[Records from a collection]
* * * * * * * * *
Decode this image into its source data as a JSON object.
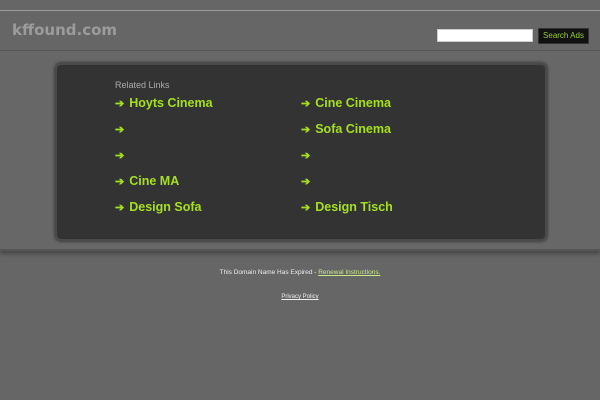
{
  "header": {
    "site_name": "kffound.com",
    "search_value": "",
    "search_button": "Search Ads"
  },
  "related": {
    "title": "Related Links",
    "arrow": "➔",
    "links": [
      {
        "label": "Hoyts Cinema"
      },
      {
        "label": "Cine Cinema"
      },
      {
        "label": ""
      },
      {
        "label": "Sofa Cinema"
      },
      {
        "label": ""
      },
      {
        "label": ""
      },
      {
        "label": "Cine MA"
      },
      {
        "label": ""
      },
      {
        "label": "Design Sofa"
      },
      {
        "label": "Design Tisch"
      }
    ]
  },
  "footer": {
    "expired_text": "This Domain Name Has Expired - ",
    "renewal_link": "Renewal Instructions.",
    "privacy_link": "Privacy Policy"
  },
  "colors": {
    "accent": "#a4e01e",
    "background": "#666666",
    "panel": "#333333"
  }
}
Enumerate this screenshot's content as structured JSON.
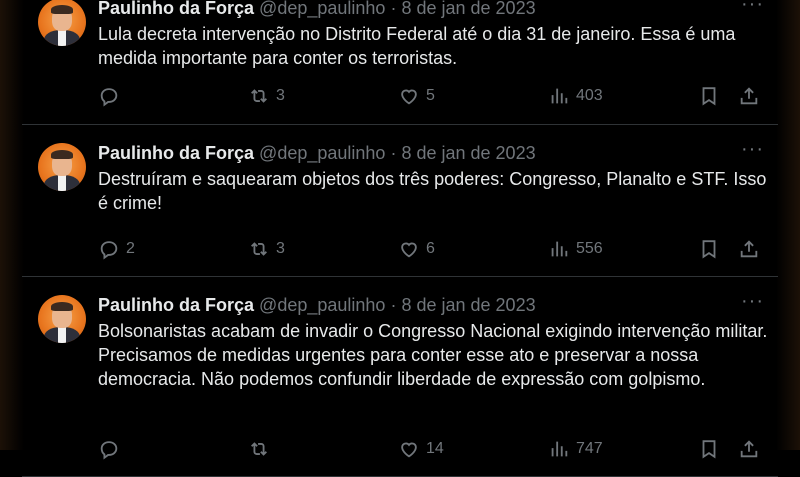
{
  "tweets": [
    {
      "name": "Paulinho da Força",
      "handle": "@dep_paulinho",
      "separator": "·",
      "date": "8 de jan de 2023",
      "text": "Lula decreta intervenção no Distrito Federal até o dia 31 de janeiro. Essa é uma medida importante para conter os terroristas.",
      "replies": "",
      "retweets": "3",
      "likes": "5",
      "views": "403"
    },
    {
      "name": "Paulinho da Força",
      "handle": "@dep_paulinho",
      "separator": "·",
      "date": "8 de jan de 2023",
      "text": "Destruíram e saquearam objetos dos três poderes: Congresso, Planalto e STF. Isso é crime!",
      "replies": "2",
      "retweets": "3",
      "likes": "6",
      "views": "556"
    },
    {
      "name": "Paulinho da Força",
      "handle": "@dep_paulinho",
      "separator": "·",
      "date": "8 de jan de 2023",
      "text": "Bolsonaristas acabam de invadir o Congresso Nacional exigindo intervenção militar. Precisamos de medidas urgentes para conter esse ato e preservar a nossa democracia. Não podemos confundir liberdade de expressão com golpismo.",
      "replies": "",
      "retweets": "",
      "likes": "14",
      "views": "747"
    }
  ],
  "more_label": "···",
  "icons": [
    "reply-icon",
    "retweet-icon",
    "like-icon",
    "views-icon",
    "bookmark-icon",
    "share-icon"
  ],
  "colors": {
    "background": "#000000",
    "text": "#e7e9ea",
    "muted": "#71767b",
    "divider": "#2f3336",
    "avatar": "#e8751e"
  }
}
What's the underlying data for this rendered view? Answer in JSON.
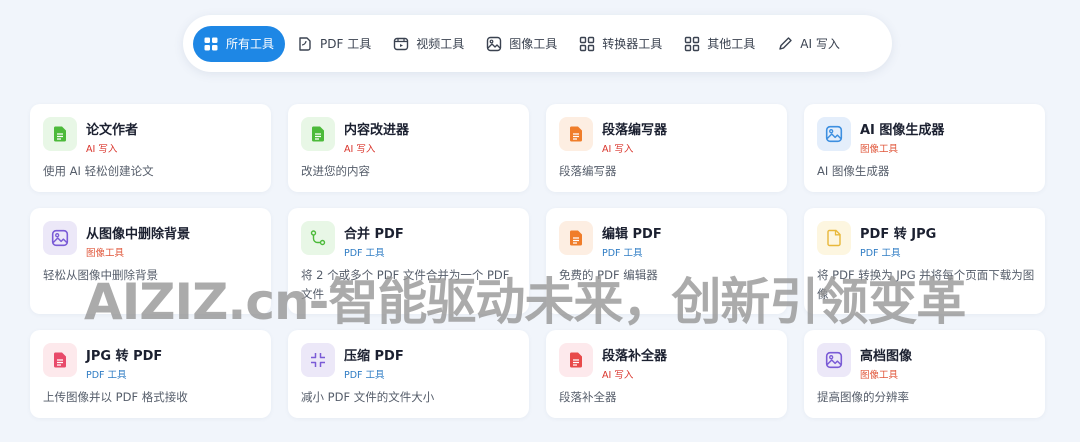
{
  "tabs": [
    {
      "label": "所有工具",
      "icon": "grid-icon",
      "active": true
    },
    {
      "label": "PDF 工具",
      "icon": "pdf-icon"
    },
    {
      "label": "视频工具",
      "icon": "video-icon"
    },
    {
      "label": "图像工具",
      "icon": "image-icon"
    },
    {
      "label": "转换器工具",
      "icon": "grid-icon"
    },
    {
      "label": "其他工具",
      "icon": "grid-icon"
    },
    {
      "label": "AI 写入",
      "icon": "pen-icon"
    }
  ],
  "cards": [
    {
      "title": "论文作者",
      "tag": "AI 写入",
      "desc": "使用 AI 轻松创建论文",
      "icon": "document-icon",
      "color": "#4cba3a"
    },
    {
      "title": "内容改进器",
      "tag": "AI 写入",
      "desc": "改进您的内容",
      "icon": "document-icon",
      "color": "#4cba3a"
    },
    {
      "title": "段落编写器",
      "tag": "AI 写入",
      "desc": "段落编写器",
      "icon": "document-icon",
      "color": "#f07d2a"
    },
    {
      "title": "AI 图像生成器",
      "tag": "图像工具",
      "desc": "AI 图像生成器",
      "icon": "image-icon",
      "color": "#3d8fe0"
    },
    {
      "title": "从图像中删除背景",
      "tag": "图像工具",
      "desc": "轻松从图像中删除背景",
      "icon": "image-icon",
      "color": "#7a5bd6"
    },
    {
      "title": "合并 PDF",
      "tag": "PDF 工具",
      "desc": "将 2 个或多个 PDF 文件合并为一个 PDF 文件",
      "icon": "merge-icon",
      "color": "#4cba3a"
    },
    {
      "title": "编辑 PDF",
      "tag": "PDF 工具",
      "desc": "免费的 PDF 编辑器",
      "icon": "document-icon",
      "color": "#f07d2a"
    },
    {
      "title": "PDF 转 JPG",
      "tag": "PDF 工具",
      "desc": "将 PDF 转换为 JPG 并将每个页面下载为图像",
      "icon": "file-icon",
      "color": "#e8b83a"
    },
    {
      "title": "JPG 转 PDF",
      "tag": "PDF 工具",
      "desc": "上传图像并以 PDF 格式接收",
      "icon": "document-icon",
      "color": "#e84a6a"
    },
    {
      "title": "压缩 PDF",
      "tag": "PDF 工具",
      "desc": "减小 PDF 文件的文件大小",
      "icon": "compress-icon",
      "color": "#7a5bd6"
    },
    {
      "title": "段落补全器",
      "tag": "AI 写入",
      "desc": "段落补全器",
      "icon": "document-icon",
      "color": "#e84a4a"
    },
    {
      "title": "高档图像",
      "tag": "图像工具",
      "desc": "提高图像的分辨率",
      "icon": "image-icon",
      "color": "#7a5bd6"
    }
  ],
  "tag_colors": {
    "AI 写入": "#d9342b",
    "图像工具": "#e0563a",
    "PDF 工具": "#2f7cc4"
  },
  "watermark": "AIZIZ.cn-智能驱动未来，创新引领变革"
}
* * * * * * * * *
→ TASK TO COMPLETE
Compute the number of lines above that contain the string "conter". Reply with that value only.

→ SOLUTION TO THE PROBLEM
2